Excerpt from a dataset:

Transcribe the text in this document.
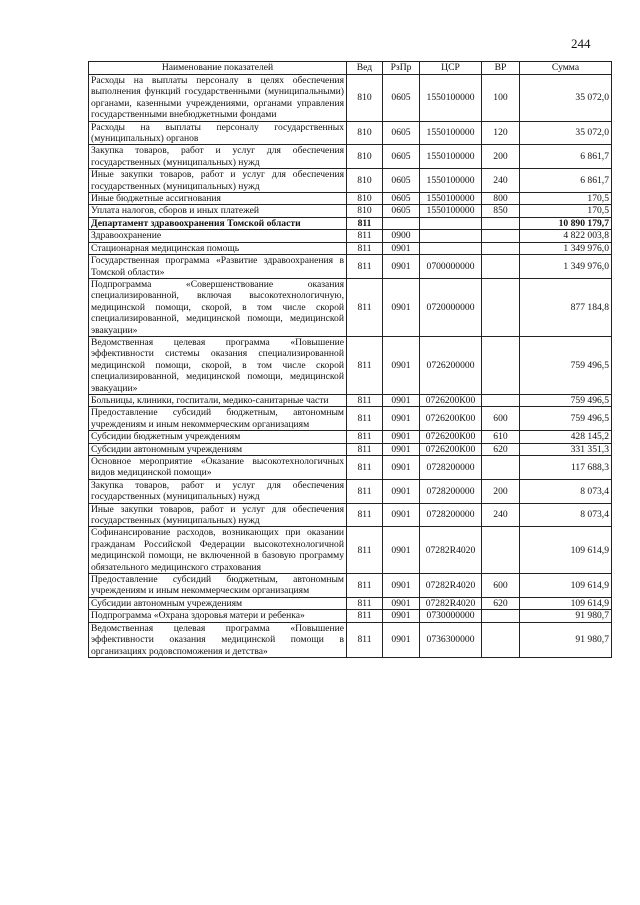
244
Наименование показателей	Вед	РзПр	ЦСР	ВР	Сумма
Расходы на выплаты персоналу в целях обеспечения выполнения функций государственными (муниципальными) органами, казенными учреждениями, органами управления государственными внебюджетными фондами	810	0605	1550100000	100	35 072,0
Расходы на выплаты персоналу государственных (муниципальных) органов	810	0605	1550100000	120	35 072,0
Закупка товаров, работ и услуг для обеспечения государственных (муниципальных) нужд	810	0605	1550100000	200	6 861,7
Иные закупки товаров, работ и услуг для обеспечения государственных (муниципальных) нужд	810	0605	1550100000	240	6 861,7
Иные бюджетные ассигнования	810	0605	1550100000	800	170,5
Уплата налогов, сборов и иных платежей	810	0605	1550100000	850	170,5
Департамент здравоохранения Томской области	811				10 890 179,7
Здравоохранение	811	0900			4 822 003,8
Стационарная медицинская помощь	811	0901			1 349 976,0
Государственная программа «Развитие здравоохранения в Томской области»	811	0901	0700000000		1 349 976,0
Подпрограмма «Совершенствование оказания специализированной, включая высокотехнологичную, медицинской помощи, скорой, в том числе скорой специализированной, медицинской помощи, медицинской эвакуации»	811	0901	0720000000		877 184,8
Ведомственная целевая программа «Повышение эффективности системы оказания специализированной медицинской помощи, скорой, в том числе скорой специализированной, медицинской помощи, медицинской эвакуации»	811	0901	0726200000		759 496,5
Больницы, клиники, госпитали, медико-санитарные части	811	0901	0726200К00		759 496,5
Предоставление субсидий бюджетным, автономным учреждениям и иным некоммерческим организациям	811	0901	0726200К00	600	759 496,5
Субсидии бюджетным учреждениям	811	0901	0726200К00	610	428 145,2
Субсидии автономным учреждениям	811	0901	0726200К00	620	331 351,3
Основное мероприятие «Оказание высокотехнологичных видов медицинской помощи»	811	0901	0728200000		117 688,3
Закупка товаров, работ и услуг для обеспечения государственных (муниципальных) нужд	811	0901	0728200000	200	8 073,4
Иные закупки товаров, работ и услуг для обеспечения государственных (муниципальных) нужд	811	0901	0728200000	240	8 073,4
Софинансирование расходов, возникающих при оказании гражданам Российской Федерации высокотехнологичной медицинской помощи, не включенной в базовую программу обязательного медицинского страхования	811	0901	07282R4020		109 614,9
Предоставление субсидий бюджетным, автономным учреждениям и иным некоммерческим организациям	811	0901	07282R4020	600	109 614,9
Субсидии автономным учреждениям	811	0901	07282R4020	620	109 614,9
Подпрограмма «Охрана здоровья матери и ребенка»	811	0901	0730000000		91 980,7
Ведомственная целевая программа «Повышение эффективности оказания медицинской помощи в организациях родовспоможения и детства»	811	0901	0736300000		91 980,7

### Exercise description
Lines from the records above that hold "Предоставление" are the ones to list.

### Task answer
Предоставление субсидий бюджетным, автономным учреждениям и иным некоммерческим организациям	811	0901	0726200К00	600	759 496,5
Предоставление субсидий бюджетным, автономным учреждениям и иным некоммерческим организациям	811	0901	07282R4020	600	109 614,9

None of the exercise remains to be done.